What you need to do:
Return all of the entries exactly, with nothing added or left out.

Data to process:
= = = =
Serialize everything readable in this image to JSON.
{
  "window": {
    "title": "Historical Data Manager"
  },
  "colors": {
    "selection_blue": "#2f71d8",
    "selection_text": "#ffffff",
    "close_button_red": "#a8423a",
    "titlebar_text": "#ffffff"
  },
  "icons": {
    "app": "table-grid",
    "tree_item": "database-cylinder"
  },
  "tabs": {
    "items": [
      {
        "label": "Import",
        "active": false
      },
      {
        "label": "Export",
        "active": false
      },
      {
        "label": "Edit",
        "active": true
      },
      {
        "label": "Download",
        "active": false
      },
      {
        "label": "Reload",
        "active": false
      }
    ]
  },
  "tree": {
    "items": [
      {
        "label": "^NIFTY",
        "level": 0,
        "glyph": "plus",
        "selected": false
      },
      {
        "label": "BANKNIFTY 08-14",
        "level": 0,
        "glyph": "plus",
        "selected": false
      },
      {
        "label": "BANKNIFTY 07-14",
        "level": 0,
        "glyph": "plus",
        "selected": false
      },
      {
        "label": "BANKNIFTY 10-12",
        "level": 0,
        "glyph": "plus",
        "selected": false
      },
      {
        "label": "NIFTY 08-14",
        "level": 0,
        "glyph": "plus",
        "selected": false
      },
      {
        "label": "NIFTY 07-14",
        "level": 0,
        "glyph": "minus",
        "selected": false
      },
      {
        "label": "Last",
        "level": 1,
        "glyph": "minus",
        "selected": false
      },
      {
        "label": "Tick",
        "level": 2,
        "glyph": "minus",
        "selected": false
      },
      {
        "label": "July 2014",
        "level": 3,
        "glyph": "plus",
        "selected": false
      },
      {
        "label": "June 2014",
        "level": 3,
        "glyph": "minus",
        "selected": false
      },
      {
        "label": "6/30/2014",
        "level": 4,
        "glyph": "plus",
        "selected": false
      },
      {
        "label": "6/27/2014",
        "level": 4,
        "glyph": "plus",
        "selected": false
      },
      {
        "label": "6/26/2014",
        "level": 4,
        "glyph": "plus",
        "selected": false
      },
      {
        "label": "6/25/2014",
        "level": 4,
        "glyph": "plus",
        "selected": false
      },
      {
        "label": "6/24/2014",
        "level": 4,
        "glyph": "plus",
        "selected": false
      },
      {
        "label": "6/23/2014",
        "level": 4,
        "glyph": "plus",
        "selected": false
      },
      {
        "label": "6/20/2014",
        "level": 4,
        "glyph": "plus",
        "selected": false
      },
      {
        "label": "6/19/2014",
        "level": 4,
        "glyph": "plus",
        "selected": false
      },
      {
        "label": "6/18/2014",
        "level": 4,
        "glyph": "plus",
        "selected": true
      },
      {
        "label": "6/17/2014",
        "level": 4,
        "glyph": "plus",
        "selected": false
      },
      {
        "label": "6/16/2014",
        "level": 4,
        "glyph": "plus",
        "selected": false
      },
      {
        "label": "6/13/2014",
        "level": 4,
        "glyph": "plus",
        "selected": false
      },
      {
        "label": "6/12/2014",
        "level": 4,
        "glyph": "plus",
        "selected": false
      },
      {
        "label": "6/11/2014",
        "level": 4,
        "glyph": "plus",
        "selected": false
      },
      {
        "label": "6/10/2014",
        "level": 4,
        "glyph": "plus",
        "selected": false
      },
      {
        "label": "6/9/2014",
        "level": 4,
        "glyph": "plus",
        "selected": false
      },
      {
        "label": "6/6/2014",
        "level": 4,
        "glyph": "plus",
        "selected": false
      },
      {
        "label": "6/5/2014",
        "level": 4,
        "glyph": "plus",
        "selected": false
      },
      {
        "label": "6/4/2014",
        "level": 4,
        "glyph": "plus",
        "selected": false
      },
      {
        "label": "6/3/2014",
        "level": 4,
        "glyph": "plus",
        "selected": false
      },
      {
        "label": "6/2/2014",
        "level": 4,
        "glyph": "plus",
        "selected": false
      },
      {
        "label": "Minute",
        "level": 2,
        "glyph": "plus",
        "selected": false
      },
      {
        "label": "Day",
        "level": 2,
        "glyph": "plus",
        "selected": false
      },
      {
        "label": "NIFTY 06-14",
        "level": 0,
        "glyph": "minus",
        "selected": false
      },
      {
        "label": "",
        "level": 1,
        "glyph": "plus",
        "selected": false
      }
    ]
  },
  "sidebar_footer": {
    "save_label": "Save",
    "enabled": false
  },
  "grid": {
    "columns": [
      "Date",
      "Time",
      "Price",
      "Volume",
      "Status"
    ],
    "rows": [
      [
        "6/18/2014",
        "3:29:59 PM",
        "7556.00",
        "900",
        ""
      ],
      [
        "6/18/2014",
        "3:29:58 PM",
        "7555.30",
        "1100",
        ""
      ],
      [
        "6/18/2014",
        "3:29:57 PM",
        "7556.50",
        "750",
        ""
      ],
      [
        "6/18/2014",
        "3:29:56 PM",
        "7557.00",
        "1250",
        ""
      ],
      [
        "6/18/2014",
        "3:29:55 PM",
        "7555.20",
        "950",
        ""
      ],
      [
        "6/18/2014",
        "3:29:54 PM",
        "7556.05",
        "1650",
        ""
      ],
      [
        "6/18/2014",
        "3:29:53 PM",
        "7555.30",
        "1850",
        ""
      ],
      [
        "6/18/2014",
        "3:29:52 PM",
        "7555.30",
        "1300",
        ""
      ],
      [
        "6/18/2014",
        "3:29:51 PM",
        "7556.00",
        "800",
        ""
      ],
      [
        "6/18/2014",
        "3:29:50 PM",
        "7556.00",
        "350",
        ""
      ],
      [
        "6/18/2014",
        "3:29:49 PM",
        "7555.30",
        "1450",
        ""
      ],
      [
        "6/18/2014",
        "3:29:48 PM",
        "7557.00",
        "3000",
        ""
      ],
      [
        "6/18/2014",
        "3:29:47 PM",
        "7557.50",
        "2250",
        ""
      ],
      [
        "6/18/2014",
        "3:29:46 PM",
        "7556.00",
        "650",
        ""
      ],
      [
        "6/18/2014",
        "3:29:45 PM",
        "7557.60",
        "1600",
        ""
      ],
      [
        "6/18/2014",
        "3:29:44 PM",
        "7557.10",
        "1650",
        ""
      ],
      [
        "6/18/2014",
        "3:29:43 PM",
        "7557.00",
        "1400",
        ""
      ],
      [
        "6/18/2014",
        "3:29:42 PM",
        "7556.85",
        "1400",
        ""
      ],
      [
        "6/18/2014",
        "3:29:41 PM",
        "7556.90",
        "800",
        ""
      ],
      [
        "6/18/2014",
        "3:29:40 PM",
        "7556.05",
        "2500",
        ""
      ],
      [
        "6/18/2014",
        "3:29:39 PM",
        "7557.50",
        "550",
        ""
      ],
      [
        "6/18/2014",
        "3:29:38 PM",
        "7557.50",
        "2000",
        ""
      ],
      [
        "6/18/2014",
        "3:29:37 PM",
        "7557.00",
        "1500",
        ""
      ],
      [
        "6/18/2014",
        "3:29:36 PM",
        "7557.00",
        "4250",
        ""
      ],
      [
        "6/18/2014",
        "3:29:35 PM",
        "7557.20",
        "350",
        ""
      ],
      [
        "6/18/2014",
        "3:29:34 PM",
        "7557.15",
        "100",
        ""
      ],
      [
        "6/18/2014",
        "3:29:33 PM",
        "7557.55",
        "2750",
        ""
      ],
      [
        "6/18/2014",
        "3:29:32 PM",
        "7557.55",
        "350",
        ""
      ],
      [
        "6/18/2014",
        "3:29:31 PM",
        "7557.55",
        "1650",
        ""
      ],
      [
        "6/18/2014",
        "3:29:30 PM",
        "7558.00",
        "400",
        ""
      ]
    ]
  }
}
= = = =
Reply:
Serialize everything readable in this image to JSON.
{
  "window": {
    "title": "Historical Data Manager"
  },
  "colors": {
    "selection_blue": "#2f71d8",
    "selection_text": "#ffffff",
    "close_button_red": "#a8423a",
    "titlebar_text": "#ffffff"
  },
  "icons": {
    "app": "table-grid",
    "tree_item": "database-cylinder"
  },
  "tabs": {
    "items": [
      {
        "label": "Import",
        "active": false
      },
      {
        "label": "Export",
        "active": false
      },
      {
        "label": "Edit",
        "active": true
      },
      {
        "label": "Download",
        "active": false
      },
      {
        "label": "Reload",
        "active": false
      }
    ]
  },
  "tree": {
    "items": [
      {
        "label": "^NIFTY",
        "level": 0,
        "glyph": "plus",
        "selected": false
      },
      {
        "label": "BANKNIFTY 08-14",
        "level": 0,
        "glyph": "plus",
        "selected": false
      },
      {
        "label": "BANKNIFTY 07-14",
        "level": 0,
        "glyph": "plus",
        "selected": false
      },
      {
        "label": "BANKNIFTY 10-12",
        "level": 0,
        "glyph": "plus",
        "selected": false
      },
      {
        "label": "NIFTY 08-14",
        "level": 0,
        "glyph": "plus",
        "selected": false
      },
      {
        "label": "NIFTY 07-14",
        "level": 0,
        "glyph": "minus",
        "selected": false
      },
      {
        "label": "Last",
        "level": 1,
        "glyph": "minus",
        "selected": false
      },
      {
        "label": "Tick",
        "level": 2,
        "glyph": "minus",
        "selected": false
      },
      {
        "label": "July 2014",
        "level": 3,
        "glyph": "plus",
        "selected": false
      },
      {
        "label": "June 2014",
        "level": 3,
        "glyph": "minus",
        "selected": false
      },
      {
        "label": "6/30/2014",
        "level": 4,
        "glyph": "plus",
        "selected": false
      },
      {
        "label": "6/27/2014",
        "level": 4,
        "glyph": "plus",
        "selected": false
      },
      {
        "label": "6/26/2014",
        "level": 4,
        "glyph": "plus",
        "selected": false
      },
      {
        "label": "6/25/2014",
        "level": 4,
        "glyph": "plus",
        "selected": false
      },
      {
        "label": "6/24/2014",
        "level": 4,
        "glyph": "plus",
        "selected": false
      },
      {
        "label": "6/23/2014",
        "level": 4,
        "glyph": "plus",
        "selected": false
      },
      {
        "label": "6/20/2014",
        "level": 4,
        "glyph": "plus",
        "selected": false
      },
      {
        "label": "6/19/2014",
        "level": 4,
        "glyph": "plus",
        "selected": false
      },
      {
        "label": "6/18/2014",
        "level": 4,
        "glyph": "plus",
        "selected": true
      },
      {
        "label": "6/17/2014",
        "level": 4,
        "glyph": "plus",
        "selected": false
      },
      {
        "label": "6/16/2014",
        "level": 4,
        "glyph": "plus",
        "selected": false
      },
      {
        "label": "6/13/2014",
        "level": 4,
        "glyph": "plus",
        "selected": false
      },
      {
        "label": "6/12/2014",
        "level": 4,
        "glyph": "plus",
        "selected": false
      },
      {
        "label": "6/11/2014",
        "level": 4,
        "glyph": "plus",
        "selected": false
      },
      {
        "label": "6/10/2014",
        "level": 4,
        "glyph": "plus",
        "selected": false
      },
      {
        "label": "6/9/2014",
        "level": 4,
        "glyph": "plus",
        "selected": false
      },
      {
        "label": "6/6/2014",
        "level": 4,
        "glyph": "plus",
        "selected": false
      },
      {
        "label": "6/5/2014",
        "level": 4,
        "glyph": "plus",
        "selected": false
      },
      {
        "label": "6/4/2014",
        "level": 4,
        "glyph": "plus",
        "selected": false
      },
      {
        "label": "6/3/2014",
        "level": 4,
        "glyph": "plus",
        "selected": false
      },
      {
        "label": "6/2/2014",
        "level": 4,
        "glyph": "plus",
        "selected": false
      },
      {
        "label": "Minute",
        "level": 2,
        "glyph": "plus",
        "selected": false
      },
      {
        "label": "Day",
        "level": 2,
        "glyph": "plus",
        "selected": false
      },
      {
        "label": "NIFTY 06-14",
        "level": 0,
        "glyph": "minus",
        "selected": false
      },
      {
        "label": "",
        "level": 1,
        "glyph": "plus",
        "selected": false
      }
    ]
  },
  "sidebar_footer": {
    "save_label": "Save",
    "enabled": false
  },
  "grid": {
    "columns": [
      "Date",
      "Time",
      "Price",
      "Volume",
      "Status"
    ],
    "rows": [
      [
        "6/18/2014",
        "3:29:59 PM",
        "7556.00",
        "900",
        ""
      ],
      [
        "6/18/2014",
        "3:29:58 PM",
        "7555.30",
        "1100",
        ""
      ],
      [
        "6/18/2014",
        "3:29:57 PM",
        "7556.50",
        "750",
        ""
      ],
      [
        "6/18/2014",
        "3:29:56 PM",
        "7557.00",
        "1250",
        ""
      ],
      [
        "6/18/2014",
        "3:29:55 PM",
        "7555.20",
        "950",
        ""
      ],
      [
        "6/18/2014",
        "3:29:54 PM",
        "7556.05",
        "1650",
        ""
      ],
      [
        "6/18/2014",
        "3:29:53 PM",
        "7555.30",
        "1850",
        ""
      ],
      [
        "6/18/2014",
        "3:29:52 PM",
        "7555.30",
        "1300",
        ""
      ],
      [
        "6/18/2014",
        "3:29:51 PM",
        "7556.00",
        "800",
        ""
      ],
      [
        "6/18/2014",
        "3:29:50 PM",
        "7556.00",
        "350",
        ""
      ],
      [
        "6/18/2014",
        "3:29:49 PM",
        "7555.30",
        "1450",
        ""
      ],
      [
        "6/18/2014",
        "3:29:48 PM",
        "7557.00",
        "3000",
        ""
      ],
      [
        "6/18/2014",
        "3:29:47 PM",
        "7557.50",
        "2250",
        ""
      ],
      [
        "6/18/2014",
        "3:29:46 PM",
        "7556.00",
        "650",
        ""
      ],
      [
        "6/18/2014",
        "3:29:45 PM",
        "7557.60",
        "1600",
        ""
      ],
      [
        "6/18/2014",
        "3:29:44 PM",
        "7557.10",
        "1650",
        ""
      ],
      [
        "6/18/2014",
        "3:29:43 PM",
        "7557.00",
        "1400",
        ""
      ],
      [
        "6/18/2014",
        "3:29:42 PM",
        "7556.85",
        "1400",
        ""
      ],
      [
        "6/18/2014",
        "3:29:41 PM",
        "7556.90",
        "800",
        ""
      ],
      [
        "6/18/2014",
        "3:29:40 PM",
        "7556.05",
        "2500",
        ""
      ],
      [
        "6/18/2014",
        "3:29:39 PM",
        "7557.50",
        "550",
        ""
      ],
      [
        "6/18/2014",
        "3:29:38 PM",
        "7557.50",
        "2000",
        ""
      ],
      [
        "6/18/2014",
        "3:29:37 PM",
        "7557.00",
        "1500",
        ""
      ],
      [
        "6/18/2014",
        "3:29:36 PM",
        "7557.00",
        "4250",
        ""
      ],
      [
        "6/18/2014",
        "3:29:35 PM",
        "7557.20",
        "350",
        ""
      ],
      [
        "6/18/2014",
        "3:29:34 PM",
        "7557.15",
        "100",
        ""
      ],
      [
        "6/18/2014",
        "3:29:33 PM",
        "7557.55",
        "2750",
        ""
      ],
      [
        "6/18/2014",
        "3:29:32 PM",
        "7557.55",
        "350",
        ""
      ],
      [
        "6/18/2014",
        "3:29:31 PM",
        "7557.55",
        "1650",
        ""
      ],
      [
        "6/18/2014",
        "3:29:30 PM",
        "7558.00",
        "400",
        ""
      ]
    ]
  }
}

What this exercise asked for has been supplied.